▶ GOAL OF THE EXERCISE
Retype, character for character, everything in the rows below from the line containing "Find all labels, buttons, inputs, and" down to the line containing "histogram-bar — [301, 437, 310, 445]", including both of those lines.

▶ ROWS

──────────

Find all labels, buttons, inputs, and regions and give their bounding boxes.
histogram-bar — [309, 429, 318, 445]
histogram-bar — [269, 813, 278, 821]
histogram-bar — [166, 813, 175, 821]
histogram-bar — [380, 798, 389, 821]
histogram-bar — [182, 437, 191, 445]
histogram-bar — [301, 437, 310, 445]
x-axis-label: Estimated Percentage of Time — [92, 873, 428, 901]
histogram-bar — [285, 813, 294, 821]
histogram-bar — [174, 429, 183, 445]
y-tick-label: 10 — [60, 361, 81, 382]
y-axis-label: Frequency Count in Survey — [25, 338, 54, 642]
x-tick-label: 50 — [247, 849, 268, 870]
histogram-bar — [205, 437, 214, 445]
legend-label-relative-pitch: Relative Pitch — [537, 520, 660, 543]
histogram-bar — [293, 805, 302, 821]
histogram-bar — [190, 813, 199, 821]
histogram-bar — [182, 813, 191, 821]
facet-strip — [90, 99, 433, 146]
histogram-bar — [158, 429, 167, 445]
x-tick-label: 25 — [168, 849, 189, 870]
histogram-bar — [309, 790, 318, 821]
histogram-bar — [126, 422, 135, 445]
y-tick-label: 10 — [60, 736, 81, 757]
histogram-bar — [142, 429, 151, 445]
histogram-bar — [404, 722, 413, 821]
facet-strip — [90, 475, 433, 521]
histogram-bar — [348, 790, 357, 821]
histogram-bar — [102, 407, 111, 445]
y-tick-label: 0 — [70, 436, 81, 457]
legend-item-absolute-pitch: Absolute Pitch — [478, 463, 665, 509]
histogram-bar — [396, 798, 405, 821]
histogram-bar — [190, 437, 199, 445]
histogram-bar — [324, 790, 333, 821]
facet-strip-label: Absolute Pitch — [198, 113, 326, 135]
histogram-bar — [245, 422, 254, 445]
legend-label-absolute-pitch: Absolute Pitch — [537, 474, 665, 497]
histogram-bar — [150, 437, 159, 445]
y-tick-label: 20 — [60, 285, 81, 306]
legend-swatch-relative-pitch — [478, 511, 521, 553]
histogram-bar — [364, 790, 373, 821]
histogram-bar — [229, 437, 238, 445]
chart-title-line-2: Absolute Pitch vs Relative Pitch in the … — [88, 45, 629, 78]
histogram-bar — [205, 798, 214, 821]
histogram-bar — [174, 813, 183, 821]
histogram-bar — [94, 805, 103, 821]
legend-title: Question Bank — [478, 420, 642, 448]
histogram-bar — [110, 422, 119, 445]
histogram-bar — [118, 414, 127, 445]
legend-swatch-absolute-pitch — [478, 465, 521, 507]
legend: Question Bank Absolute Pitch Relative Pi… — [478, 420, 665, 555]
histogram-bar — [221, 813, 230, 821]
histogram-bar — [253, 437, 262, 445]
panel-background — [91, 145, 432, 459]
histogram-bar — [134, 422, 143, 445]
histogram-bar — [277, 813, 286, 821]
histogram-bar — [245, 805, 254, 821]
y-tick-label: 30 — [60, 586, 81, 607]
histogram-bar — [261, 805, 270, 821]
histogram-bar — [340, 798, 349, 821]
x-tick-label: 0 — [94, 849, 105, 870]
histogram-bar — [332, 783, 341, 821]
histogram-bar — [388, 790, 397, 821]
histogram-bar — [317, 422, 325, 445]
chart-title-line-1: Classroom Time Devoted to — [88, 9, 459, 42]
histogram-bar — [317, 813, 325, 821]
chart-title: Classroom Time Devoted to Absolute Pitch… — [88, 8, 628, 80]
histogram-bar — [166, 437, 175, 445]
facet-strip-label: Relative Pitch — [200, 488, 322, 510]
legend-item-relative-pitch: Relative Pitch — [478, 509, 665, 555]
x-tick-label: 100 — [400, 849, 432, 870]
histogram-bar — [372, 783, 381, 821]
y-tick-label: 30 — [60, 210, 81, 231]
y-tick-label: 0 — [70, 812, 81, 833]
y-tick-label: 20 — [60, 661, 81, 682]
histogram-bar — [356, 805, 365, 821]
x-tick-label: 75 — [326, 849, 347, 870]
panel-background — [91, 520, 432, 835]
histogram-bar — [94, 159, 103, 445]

──────────

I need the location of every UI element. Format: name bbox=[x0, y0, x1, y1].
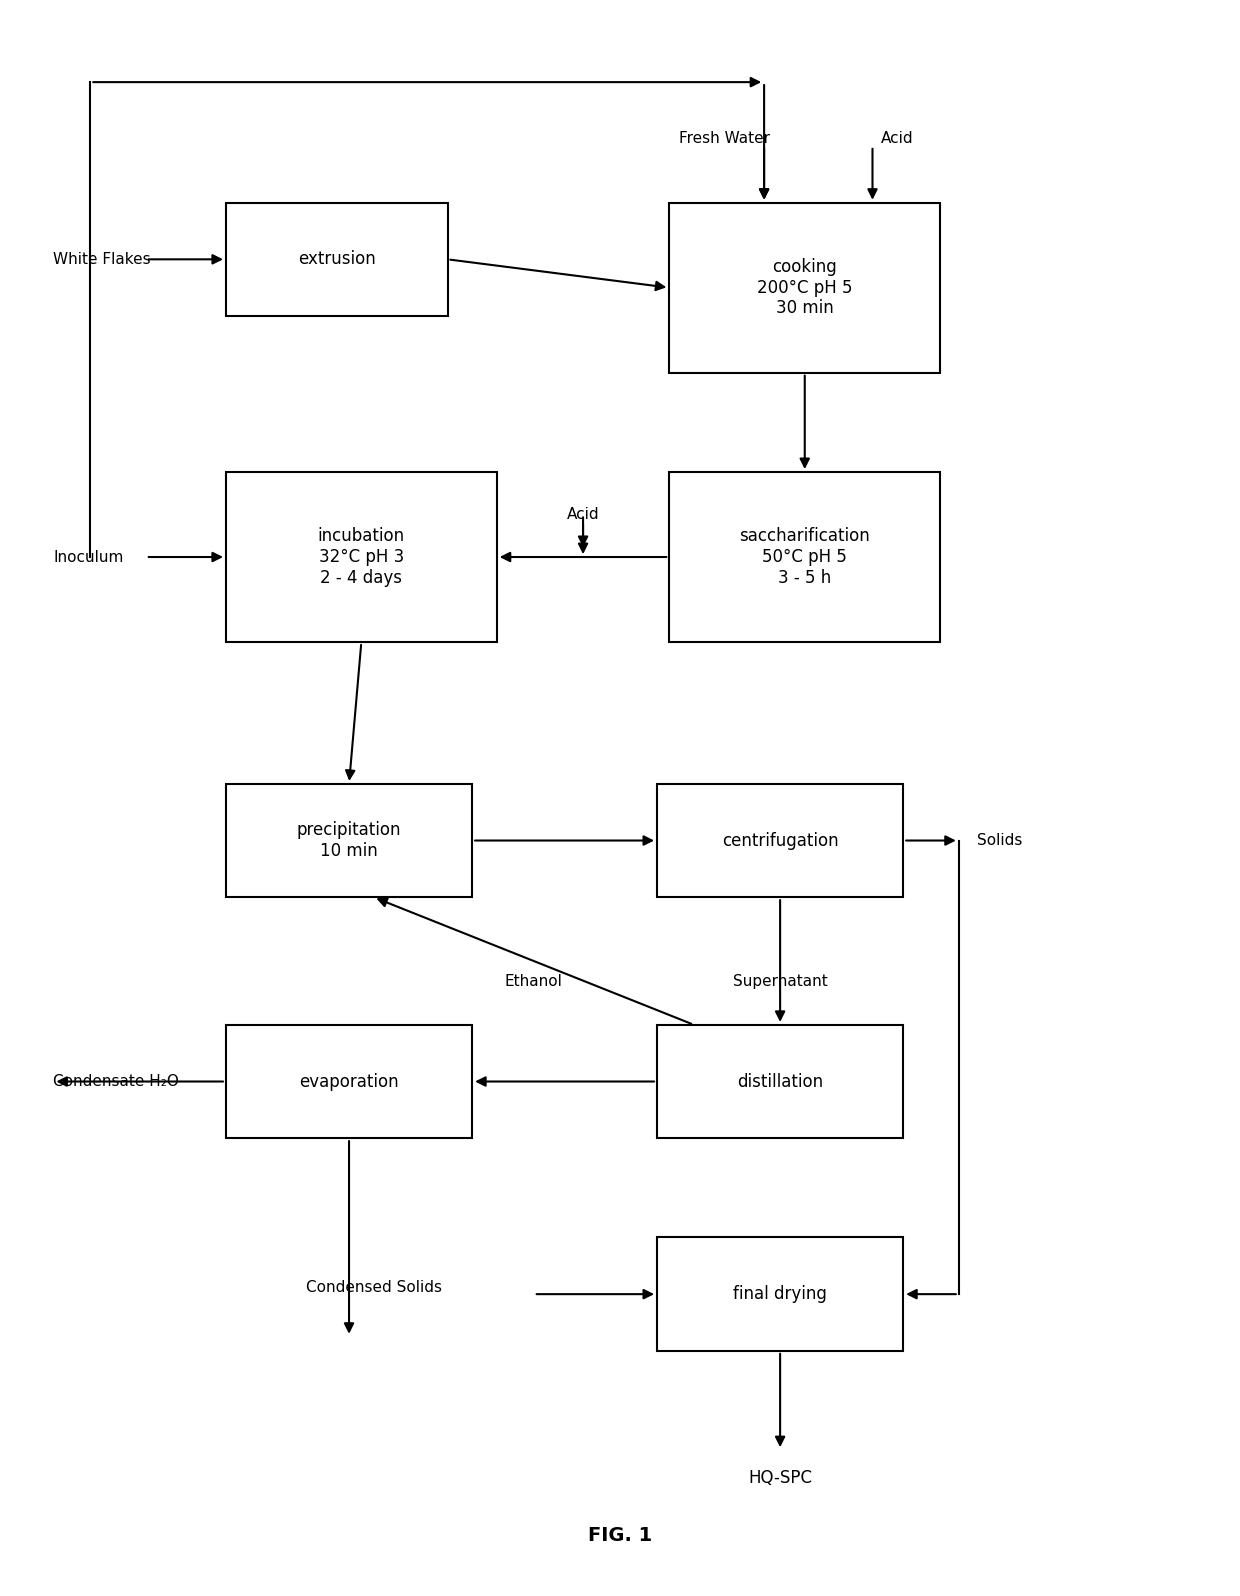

──────────

▶ OUTPUT FOR THIS TASK
Find all labels, buttons, inputs, and regions and give their bounding boxes.
histogram-bar — [309, 429, 318, 445]
histogram-bar — [269, 813, 278, 821]
histogram-bar — [166, 813, 175, 821]
histogram-bar — [380, 798, 389, 821]
histogram-bar — [182, 437, 191, 445]
histogram-bar — [301, 437, 310, 445]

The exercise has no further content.